## GOAL:
What lines of the data include the string "ffffff"? Copy them all.

+===+

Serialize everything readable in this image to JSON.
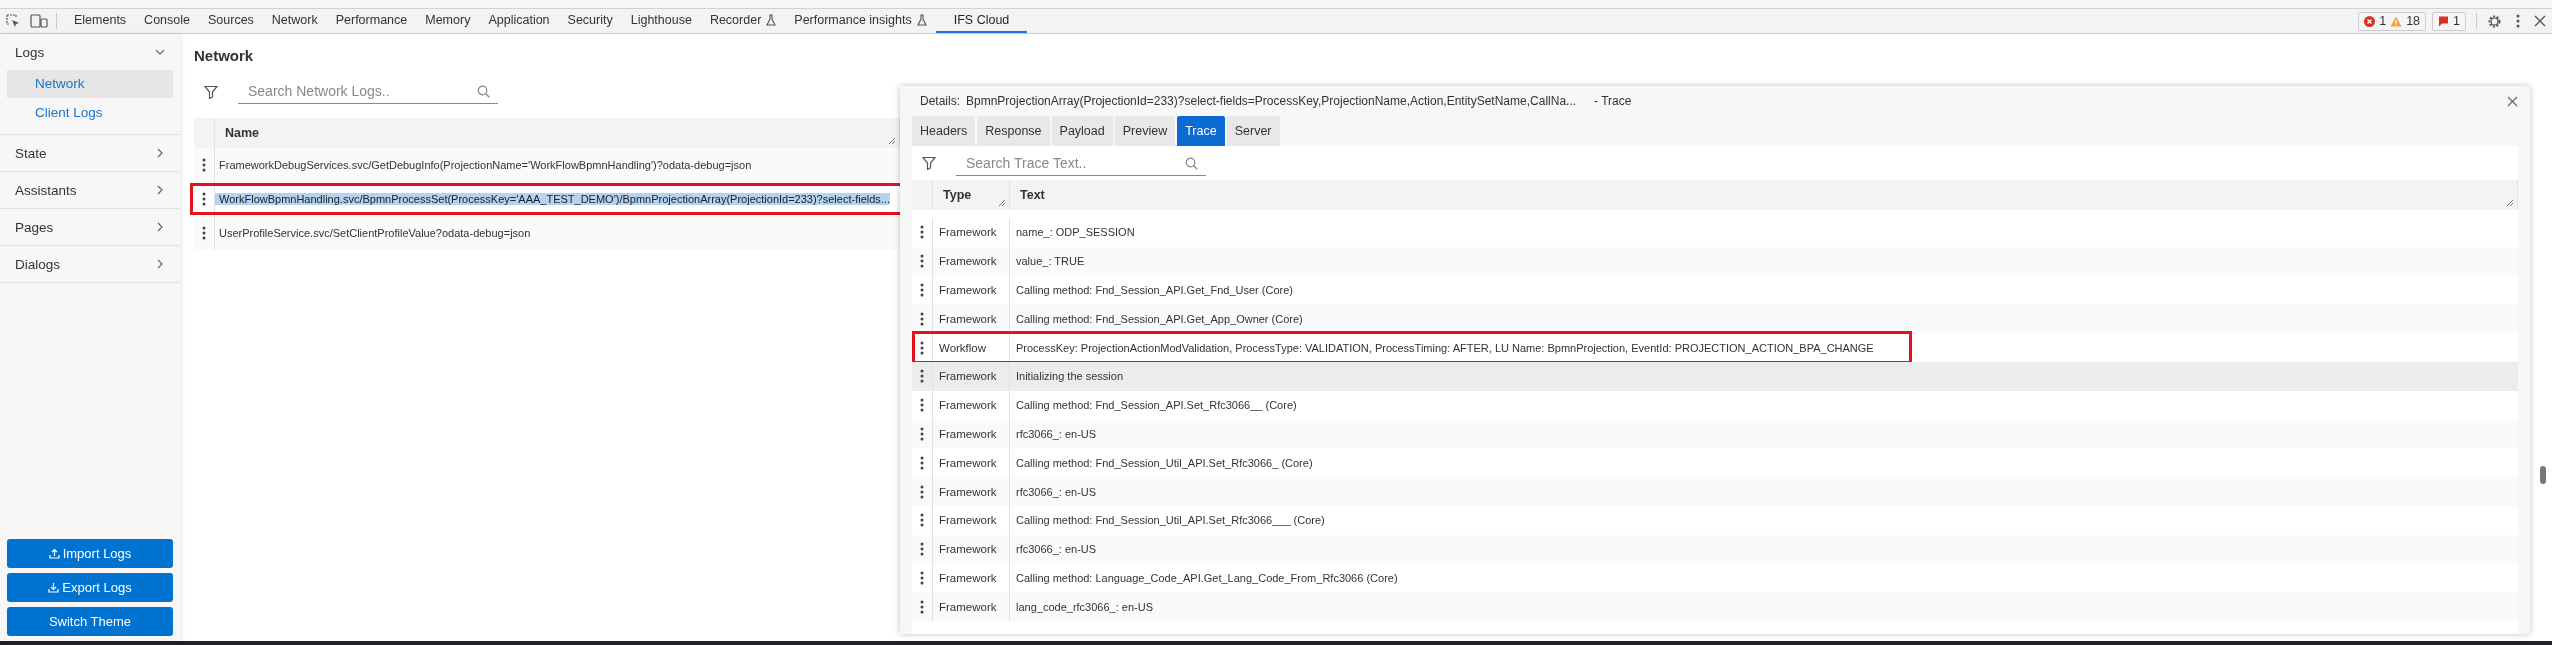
{
  "devtools": {
    "tabs": [
      {
        "label": "Elements",
        "selected": false,
        "experimental": false
      },
      {
        "label": "Console",
        "selected": false,
        "experimental": false
      },
      {
        "label": "Sources",
        "selected": false,
        "experimental": false
      },
      {
        "label": "Network",
        "selected": false,
        "experimental": false
      },
      {
        "label": "Performance",
        "selected": false,
        "experimental": false
      },
      {
        "label": "Memory",
        "selected": false,
        "experimental": false
      },
      {
        "label": "Application",
        "selected": false,
        "experimental": false
      },
      {
        "label": "Security",
        "selected": false,
        "experimental": false
      },
      {
        "label": "Lighthouse",
        "selected": false,
        "experimental": false
      },
      {
        "label": "Recorder",
        "selected": false,
        "experimental": true
      },
      {
        "label": "Performance insights",
        "selected": false,
        "experimental": true
      },
      {
        "label": "IFS Cloud",
        "selected": true,
        "experimental": false
      }
    ],
    "counts": {
      "errors": "1",
      "warnings": "18",
      "issues": "1"
    }
  },
  "sidebar": {
    "groups": [
      {
        "label": "Logs",
        "expanded": true,
        "children": [
          {
            "label": "Network",
            "selected": true
          },
          {
            "label": "Client Logs",
            "selected": false
          }
        ]
      },
      {
        "label": "State",
        "expanded": false
      },
      {
        "label": "Assistants",
        "expanded": false
      },
      {
        "label": "Pages",
        "expanded": false
      },
      {
        "label": "Dialogs",
        "expanded": false
      }
    ],
    "buttons": [
      {
        "label": "Import Logs",
        "kind": "import"
      },
      {
        "label": "Export Logs",
        "kind": "export"
      },
      {
        "label": "Switch Theme",
        "kind": "plain"
      }
    ]
  },
  "network": {
    "title": "Network",
    "search": {
      "placeholder": "Search Network Logs.."
    },
    "columns": [
      "Name"
    ],
    "rows": [
      {
        "name": "FrameworkDebugServices.svc/GetDebugInfo(ProjectionName='WorkFlowBpmnHandling')?odata-debug=json",
        "selected": false,
        "marked": false
      },
      {
        "name": "WorkFlowBpmnHandling.svc/BpmnProcessSet(ProcessKey='AAA_TEST_DEMO')/BpmnProjectionArray(ProjectionId=233)?select-fields...",
        "selected": true,
        "marked": true
      },
      {
        "name": "UserProfileService.svc/SetClientProfileValue?odata-debug=json",
        "selected": false,
        "marked": false
      }
    ]
  },
  "details": {
    "label": "Details:",
    "name": "BpmnProjectionArray(ProjectionId=233)?select-fields=ProcessKey,ProjectionName,Action,EntitySetName,CallNa...",
    "suffix": "- Trace",
    "tabs": [
      {
        "label": "Headers",
        "selected": false
      },
      {
        "label": "Response",
        "selected": false
      },
      {
        "label": "Payload",
        "selected": false
      },
      {
        "label": "Preview",
        "selected": false
      },
      {
        "label": "Trace",
        "selected": true
      },
      {
        "label": "Server",
        "selected": false
      }
    ],
    "search": {
      "placeholder": "Search Trace Text.."
    },
    "columns": [
      "Type",
      "Text"
    ],
    "rows": [
      {
        "type": "Framework",
        "text": "name_: ODP_SESSION",
        "marked": false,
        "hovered": false
      },
      {
        "type": "Framework",
        "text": "value_: TRUE",
        "marked": false,
        "hovered": false
      },
      {
        "type": "Framework",
        "text": "Calling method: Fnd_Session_API.Get_Fnd_User (Core)",
        "marked": false,
        "hovered": false
      },
      {
        "type": "Framework",
        "text": "Calling method: Fnd_Session_API.Get_App_Owner (Core)",
        "marked": false,
        "hovered": false
      },
      {
        "type": "Workflow",
        "text": "ProcessKey: ProjectionActionModValidation, ProcessType: VALIDATION, ProcessTiming: AFTER, LU Name: BpmnProjection, EventId: PROJECTION_ACTION_BPA_CHANGE",
        "marked": true,
        "hovered": false
      },
      {
        "type": "Framework",
        "text": "Initializing the session",
        "marked": false,
        "hovered": true
      },
      {
        "type": "Framework",
        "text": "Calling method: Fnd_Session_API.Set_Rfc3066__ (Core)",
        "marked": false,
        "hovered": false
      },
      {
        "type": "Framework",
        "text": "rfc3066_: en-US",
        "marked": false,
        "hovered": false
      },
      {
        "type": "Framework",
        "text": "Calling method: Fnd_Session_Util_API.Set_Rfc3066_ (Core)",
        "marked": false,
        "hovered": false
      },
      {
        "type": "Framework",
        "text": "rfc3066_: en-US",
        "marked": false,
        "hovered": false
      },
      {
        "type": "Framework",
        "text": "Calling method: Fnd_Session_Util_API.Set_Rfc3066___ (Core)",
        "marked": false,
        "hovered": false
      },
      {
        "type": "Framework",
        "text": "rfc3066_: en-US",
        "marked": false,
        "hovered": false
      },
      {
        "type": "Framework",
        "text": "Calling method: Language_Code_API.Get_Lang_Code_From_Rfc3066 (Core)",
        "marked": false,
        "hovered": false
      },
      {
        "type": "Framework",
        "text": "lang_code_rfc3066_: en-US",
        "marked": false,
        "hovered": false
      }
    ]
  }
}
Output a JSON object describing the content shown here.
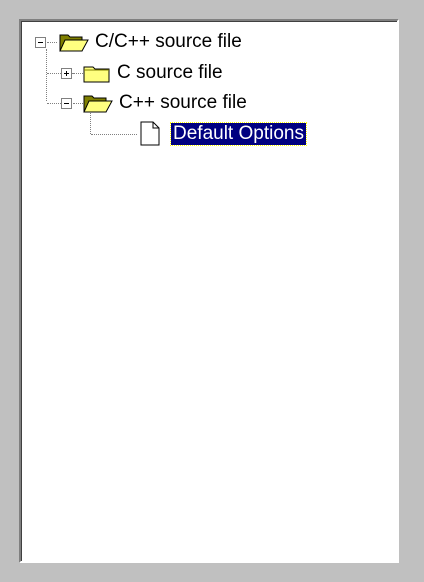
{
  "tree": {
    "nodes": [
      {
        "label": "C/C++ source file",
        "icon": "folder-open-icon",
        "expander": "minus"
      },
      {
        "label": "C source file",
        "icon": "folder-closed-icon",
        "expander": "plus"
      },
      {
        "label": "C++ source file",
        "icon": "folder-open-icon",
        "expander": "minus"
      },
      {
        "label": "Default Options",
        "icon": "document-icon",
        "selected": true
      }
    ]
  },
  "colors": {
    "window_bg": "#c0c0c0",
    "tree_bg": "#ffffff",
    "selection_bg": "#000080",
    "selection_text": "#ffffff",
    "folder_yellow": "#ffff80"
  }
}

+===+

## THE OUTPUT:
    "tree_bg": "#ffffff",
    "selection_text": "#ffffff",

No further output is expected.